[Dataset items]
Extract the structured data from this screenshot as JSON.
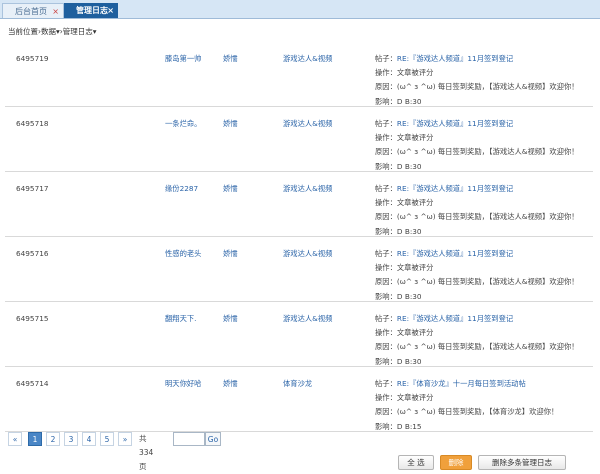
{
  "tabs": [
    {
      "label": "后台首页",
      "close": "×"
    },
    {
      "label": "管理日志",
      "close": "×"
    }
  ],
  "breadcrumb": [
    "当前位置",
    "›",
    "数据",
    "▾",
    "›",
    "管理日志",
    "▾"
  ],
  "rows": [
    {
      "id": "6495719",
      "user": "膝岛第一帅",
      "action": "娇懦",
      "forum": "游戏达人&视频",
      "post_prefix": "帖子：",
      "post_link": "RE:『游戏达人频道』11月签到登记",
      "op": "操作：文章被评分",
      "reason": "原因：(ω^ з ^ω) 每日签到奖励，【游戏达人&视频】欢迎你！",
      "effect": "影响：D B:30"
    },
    {
      "id": "6495718",
      "user": "一条烂命。",
      "action": "娇懦",
      "forum": "游戏达人&视频",
      "post_prefix": "帖子：",
      "post_link": "RE:『游戏达人频道』11月签到登记",
      "op": "操作：文章被评分",
      "reason": "原因：(ω^ з ^ω) 每日签到奖励，【游戏达人&视频】欢迎你！",
      "effect": "影响：D B:30"
    },
    {
      "id": "6495717",
      "user": "缘份2287",
      "action": "娇懦",
      "forum": "游戏达人&视频",
      "post_prefix": "帖子：",
      "post_link": "RE:『游戏达人频道』11月签到登记",
      "op": "操作：文章被评分",
      "reason": "原因：(ω^ з ^ω) 每日签到奖励，【游戏达人&视频】欢迎你！",
      "effect": "影响：D B:30"
    },
    {
      "id": "6495716",
      "user": "性感的老头",
      "action": "娇懦",
      "forum": "游戏达人&视频",
      "post_prefix": "帖子：",
      "post_link": "RE:『游戏达人频道』11月签到登记",
      "op": "操作：文章被评分",
      "reason": "原因：(ω^ з ^ω) 每日签到奖励，【游戏达人&视频】欢迎你！",
      "effect": "影响：D B:30"
    },
    {
      "id": "6495715",
      "user": "翻翔天下.",
      "action": "娇懦",
      "forum": "游戏达人&视频",
      "post_prefix": "帖子：",
      "post_link": "RE:『游戏达人频道』11月签到登记",
      "op": "操作：文章被评分",
      "reason": "原因：(ω^ з ^ω) 每日签到奖励，【游戏达人&视频】欢迎你！",
      "effect": "影响：D B:30"
    },
    {
      "id": "6495714",
      "user": "明天你好哈",
      "action": "娇懦",
      "forum": "体育沙龙",
      "post_prefix": "帖子：",
      "post_link": "RE:『体育沙龙』十一月每日签到活动帖",
      "op": "操作：文章被评分",
      "reason": "原因：(ω^ з ^ω) 每日签到奖励，【体育沙龙】欢迎你！",
      "effect": "影响：D B:15"
    }
  ],
  "pager": {
    "prev": "«",
    "pages": [
      "1",
      "2",
      "3",
      "4",
      "5"
    ],
    "current": "1",
    "next": "»",
    "total": "共334页",
    "go": "Go",
    "go_value": ""
  },
  "buttons": {
    "select_all": "全 选",
    "delete": "删除",
    "delete_multi": "删除多条管理日志"
  },
  "colors": {
    "link": "#2b64a8",
    "active_tab": "#1e5f9e",
    "delete_button": "#f0a03b",
    "active_page": "#4a86c6"
  }
}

### Problem to solve
Reproduce the full material exactly, excluding the pictures.

### Task response
Extract the structured data from this screenshot as JSON.
{
  "tabs": [
    {
      "label": "后台首页",
      "close": "×"
    },
    {
      "label": "管理日志",
      "close": "×"
    }
  ],
  "breadcrumb": [
    "当前位置",
    "›",
    "数据",
    "▾",
    "›",
    "管理日志",
    "▾"
  ],
  "rows": [
    {
      "id": "6495719",
      "user": "膝岛第一帅",
      "action": "娇懦",
      "forum": "游戏达人&视频",
      "post_prefix": "帖子：",
      "post_link": "RE:『游戏达人频道』11月签到登记",
      "op": "操作：文章被评分",
      "reason": "原因：(ω^ з ^ω) 每日签到奖励，【游戏达人&视频】欢迎你！",
      "effect": "影响：D B:30"
    },
    {
      "id": "6495718",
      "user": "一条烂命。",
      "action": "娇懦",
      "forum": "游戏达人&视频",
      "post_prefix": "帖子：",
      "post_link": "RE:『游戏达人频道』11月签到登记",
      "op": "操作：文章被评分",
      "reason": "原因：(ω^ з ^ω) 每日签到奖励，【游戏达人&视频】欢迎你！",
      "effect": "影响：D B:30"
    },
    {
      "id": "6495717",
      "user": "缘份2287",
      "action": "娇懦",
      "forum": "游戏达人&视频",
      "post_prefix": "帖子：",
      "post_link": "RE:『游戏达人频道』11月签到登记",
      "op": "操作：文章被评分",
      "reason": "原因：(ω^ з ^ω) 每日签到奖励，【游戏达人&视频】欢迎你！",
      "effect": "影响：D B:30"
    },
    {
      "id": "6495716",
      "user": "性感的老头",
      "action": "娇懦",
      "forum": "游戏达人&视频",
      "post_prefix": "帖子：",
      "post_link": "RE:『游戏达人频道』11月签到登记",
      "op": "操作：文章被评分",
      "reason": "原因：(ω^ з ^ω) 每日签到奖励，【游戏达人&视频】欢迎你！",
      "effect": "影响：D B:30"
    },
    {
      "id": "6495715",
      "user": "翻翔天下.",
      "action": "娇懦",
      "forum": "游戏达人&视频",
      "post_prefix": "帖子：",
      "post_link": "RE:『游戏达人频道』11月签到登记",
      "op": "操作：文章被评分",
      "reason": "原因：(ω^ з ^ω) 每日签到奖励，【游戏达人&视频】欢迎你！",
      "effect": "影响：D B:30"
    },
    {
      "id": "6495714",
      "user": "明天你好哈",
      "action": "娇懦",
      "forum": "体育沙龙",
      "post_prefix": "帖子：",
      "post_link": "RE:『体育沙龙』十一月每日签到活动帖",
      "op": "操作：文章被评分",
      "reason": "原因：(ω^ з ^ω) 每日签到奖励，【体育沙龙】欢迎你！",
      "effect": "影响：D B:15"
    }
  ],
  "pager": {
    "prev": "«",
    "pages": [
      "1",
      "2",
      "3",
      "4",
      "5"
    ],
    "current": "1",
    "next": "»",
    "total": "共334页",
    "go": "Go",
    "go_value": ""
  },
  "buttons": {
    "select_all": "全 选",
    "delete": "删除",
    "delete_multi": "删除多条管理日志"
  },
  "colors": {
    "link": "#2b64a8",
    "active_tab": "#1e5f9e",
    "delete_button": "#f0a03b",
    "active_page": "#4a86c6"
  }
}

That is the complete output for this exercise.